──────── Data for this exercise ────────

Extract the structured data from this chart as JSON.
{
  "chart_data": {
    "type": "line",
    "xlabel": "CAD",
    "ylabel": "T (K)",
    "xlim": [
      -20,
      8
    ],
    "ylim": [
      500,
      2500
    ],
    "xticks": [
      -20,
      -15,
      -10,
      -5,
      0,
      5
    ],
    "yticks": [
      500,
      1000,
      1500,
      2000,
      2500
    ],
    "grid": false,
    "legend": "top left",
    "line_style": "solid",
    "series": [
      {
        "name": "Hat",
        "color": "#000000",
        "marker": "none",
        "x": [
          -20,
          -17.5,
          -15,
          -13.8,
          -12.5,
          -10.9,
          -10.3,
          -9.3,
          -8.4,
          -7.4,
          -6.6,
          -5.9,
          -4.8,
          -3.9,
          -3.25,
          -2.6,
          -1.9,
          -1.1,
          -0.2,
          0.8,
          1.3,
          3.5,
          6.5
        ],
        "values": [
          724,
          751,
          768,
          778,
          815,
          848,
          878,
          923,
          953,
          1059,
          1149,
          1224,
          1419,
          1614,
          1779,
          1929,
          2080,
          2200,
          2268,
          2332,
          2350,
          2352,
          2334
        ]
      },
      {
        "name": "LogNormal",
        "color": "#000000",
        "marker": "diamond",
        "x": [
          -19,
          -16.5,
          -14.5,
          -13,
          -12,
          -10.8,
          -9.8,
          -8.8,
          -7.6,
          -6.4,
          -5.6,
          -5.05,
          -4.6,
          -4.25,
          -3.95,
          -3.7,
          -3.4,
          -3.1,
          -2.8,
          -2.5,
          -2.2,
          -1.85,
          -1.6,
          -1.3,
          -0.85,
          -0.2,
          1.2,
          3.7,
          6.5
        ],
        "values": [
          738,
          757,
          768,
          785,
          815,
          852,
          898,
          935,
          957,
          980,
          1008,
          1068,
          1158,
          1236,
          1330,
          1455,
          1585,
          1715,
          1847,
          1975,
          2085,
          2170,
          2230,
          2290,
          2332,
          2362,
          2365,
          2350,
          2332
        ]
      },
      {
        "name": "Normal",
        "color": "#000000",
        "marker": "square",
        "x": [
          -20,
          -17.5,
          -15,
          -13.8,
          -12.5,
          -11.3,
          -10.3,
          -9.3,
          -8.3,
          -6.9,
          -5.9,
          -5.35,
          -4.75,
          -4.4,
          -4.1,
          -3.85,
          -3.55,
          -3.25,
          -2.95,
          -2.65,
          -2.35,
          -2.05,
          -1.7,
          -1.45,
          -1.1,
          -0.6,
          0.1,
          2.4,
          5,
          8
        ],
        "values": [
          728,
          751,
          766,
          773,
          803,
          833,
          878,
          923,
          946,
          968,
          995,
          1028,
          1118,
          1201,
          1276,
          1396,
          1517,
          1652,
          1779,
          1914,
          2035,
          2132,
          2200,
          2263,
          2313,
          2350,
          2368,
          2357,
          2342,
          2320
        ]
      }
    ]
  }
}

────────

### The exercise
Restate each entry exactly, skipping none.

### Task output
Extract the structured data from this chart as JSON.
{
  "chart_data": {
    "type": "line",
    "xlabel": "CAD",
    "ylabel": "T (K)",
    "xlim": [
      -20,
      8
    ],
    "ylim": [
      500,
      2500
    ],
    "xticks": [
      -20,
      -15,
      -10,
      -5,
      0,
      5
    ],
    "yticks": [
      500,
      1000,
      1500,
      2000,
      2500
    ],
    "grid": false,
    "legend": "top left",
    "line_style": "solid",
    "series": [
      {
        "name": "Hat",
        "color": "#000000",
        "marker": "none",
        "x": [
          -20,
          -17.5,
          -15,
          -13.8,
          -12.5,
          -10.9,
          -10.3,
          -9.3,
          -8.4,
          -7.4,
          -6.6,
          -5.9,
          -4.8,
          -3.9,
          -3.25,
          -2.6,
          -1.9,
          -1.1,
          -0.2,
          0.8,
          1.3,
          3.5,
          6.5
        ],
        "values": [
          724,
          751,
          768,
          778,
          815,
          848,
          878,
          923,
          953,
          1059,
          1149,
          1224,
          1419,
          1614,
          1779,
          1929,
          2080,
          2200,
          2268,
          2332,
          2350,
          2352,
          2334
        ]
      },
      {
        "name": "LogNormal",
        "color": "#000000",
        "marker": "diamond",
        "x": [
          -19,
          -16.5,
          -14.5,
          -13,
          -12,
          -10.8,
          -9.8,
          -8.8,
          -7.6,
          -6.4,
          -5.6,
          -5.05,
          -4.6,
          -4.25,
          -3.95,
          -3.7,
          -3.4,
          -3.1,
          -2.8,
          -2.5,
          -2.2,
          -1.85,
          -1.6,
          -1.3,
          -0.85,
          -0.2,
          1.2,
          3.7,
          6.5
        ],
        "values": [
          738,
          757,
          768,
          785,
          815,
          852,
          898,
          935,
          957,
          980,
          1008,
          1068,
          1158,
          1236,
          1330,
          1455,
          1585,
          1715,
          1847,
          1975,
          2085,
          2170,
          2230,
          2290,
          2332,
          2362,
          2365,
          2350,
          2332
        ]
      },
      {
        "name": "Normal",
        "color": "#000000",
        "marker": "square",
        "x": [
          -20,
          -17.5,
          -15,
          -13.8,
          -12.5,
          -11.3,
          -10.3,
          -9.3,
          -8.3,
          -6.9,
          -5.9,
          -5.35,
          -4.75,
          -4.4,
          -4.1,
          -3.85,
          -3.55,
          -3.25,
          -2.95,
          -2.65,
          -2.35,
          -2.05,
          -1.7,
          -1.45,
          -1.1,
          -0.6,
          0.1,
          2.4,
          5,
          8
        ],
        "values": [
          728,
          751,
          766,
          773,
          803,
          833,
          878,
          923,
          946,
          968,
          995,
          1028,
          1118,
          1201,
          1276,
          1396,
          1517,
          1652,
          1779,
          1914,
          2035,
          2132,
          2200,
          2263,
          2313,
          2350,
          2368,
          2357,
          2342,
          2320
        ]
      }
    ]
  }
}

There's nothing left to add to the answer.